In your copy, reproduce the entries exactly as they are, minus the images.

**GIVEN RECORDS**.

----

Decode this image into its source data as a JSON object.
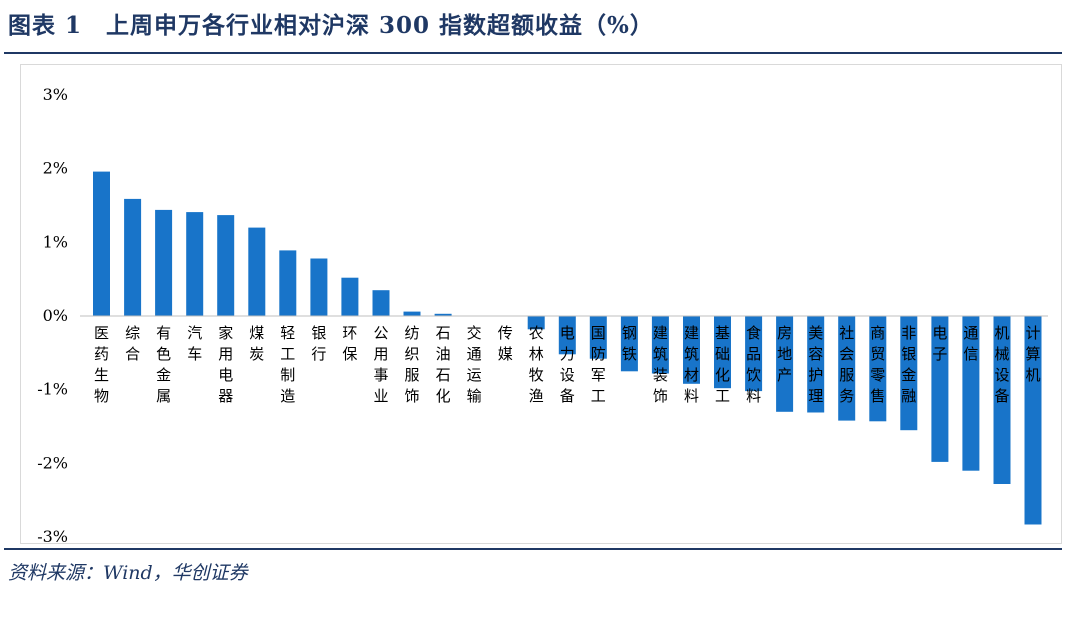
{
  "header": {
    "title": "图表 1　上周申万各行业相对沪深 300 指数超额收益（%）"
  },
  "footer": {
    "source": "资料来源：Wind，华创证券"
  },
  "colors": {
    "bar": "#1874c9",
    "rule": "#1f3864",
    "zero_line": "#bfbfbf"
  },
  "chart_data": {
    "type": "bar",
    "title": "",
    "xlabel": "",
    "ylabel": "",
    "ylim": [
      -3,
      3
    ],
    "y_ticks": [
      3,
      2,
      1,
      0,
      -1,
      -2,
      -3
    ],
    "y_tick_labels": [
      "3%",
      "2%",
      "1%",
      "0%",
      "-1%",
      "-2%",
      "-3%"
    ],
    "grid": false,
    "categories": [
      "医药生物",
      "综合",
      "有色金属",
      "汽车",
      "家用电器",
      "煤炭",
      "轻工制造",
      "银行",
      "环保",
      "公用事业",
      "纺织服饰",
      "石油石化",
      "交通运输",
      "传媒",
      "农林牧渔",
      "电力设备",
      "国防军工",
      "钢铁",
      "建筑装饰",
      "建筑材料",
      "基础化工",
      "食品饮料",
      "房地产",
      "美容护理",
      "社会服务",
      "商贸零售",
      "非银金融",
      "电子",
      "通信",
      "机械设备",
      "计算机"
    ],
    "values": [
      1.96,
      1.59,
      1.44,
      1.41,
      1.37,
      1.2,
      0.89,
      0.78,
      0.52,
      0.35,
      0.06,
      0.03,
      0.0,
      0.0,
      -0.18,
      -0.52,
      -0.58,
      -0.75,
      -0.78,
      -0.92,
      -0.98,
      -1.02,
      -1.3,
      -1.31,
      -1.42,
      -1.43,
      -1.55,
      -1.98,
      -2.1,
      -2.28,
      -2.83
    ]
  }
}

----

**WRITTEN ANSWER**.
Decode this image into its source data as a JSON object.
{
  "header": {
    "title": "图表 1　上周申万各行业相对沪深 300 指数超额收益（%）"
  },
  "footer": {
    "source": "资料来源：Wind，华创证券"
  },
  "colors": {
    "bar": "#1874c9",
    "rule": "#1f3864",
    "zero_line": "#bfbfbf"
  },
  "chart_data": {
    "type": "bar",
    "title": "",
    "xlabel": "",
    "ylabel": "",
    "ylim": [
      -3,
      3
    ],
    "y_ticks": [
      3,
      2,
      1,
      0,
      -1,
      -2,
      -3
    ],
    "y_tick_labels": [
      "3%",
      "2%",
      "1%",
      "0%",
      "-1%",
      "-2%",
      "-3%"
    ],
    "grid": false,
    "categories": [
      "医药生物",
      "综合",
      "有色金属",
      "汽车",
      "家用电器",
      "煤炭",
      "轻工制造",
      "银行",
      "环保",
      "公用事业",
      "纺织服饰",
      "石油石化",
      "交通运输",
      "传媒",
      "农林牧渔",
      "电力设备",
      "国防军工",
      "钢铁",
      "建筑装饰",
      "建筑材料",
      "基础化工",
      "食品饮料",
      "房地产",
      "美容护理",
      "社会服务",
      "商贸零售",
      "非银金融",
      "电子",
      "通信",
      "机械设备",
      "计算机"
    ],
    "values": [
      1.96,
      1.59,
      1.44,
      1.41,
      1.37,
      1.2,
      0.89,
      0.78,
      0.52,
      0.35,
      0.06,
      0.03,
      0.0,
      0.0,
      -0.18,
      -0.52,
      -0.58,
      -0.75,
      -0.78,
      -0.92,
      -0.98,
      -1.02,
      -1.3,
      -1.31,
      -1.42,
      -1.43,
      -1.55,
      -1.98,
      -2.1,
      -2.28,
      -2.83
    ]
  }
}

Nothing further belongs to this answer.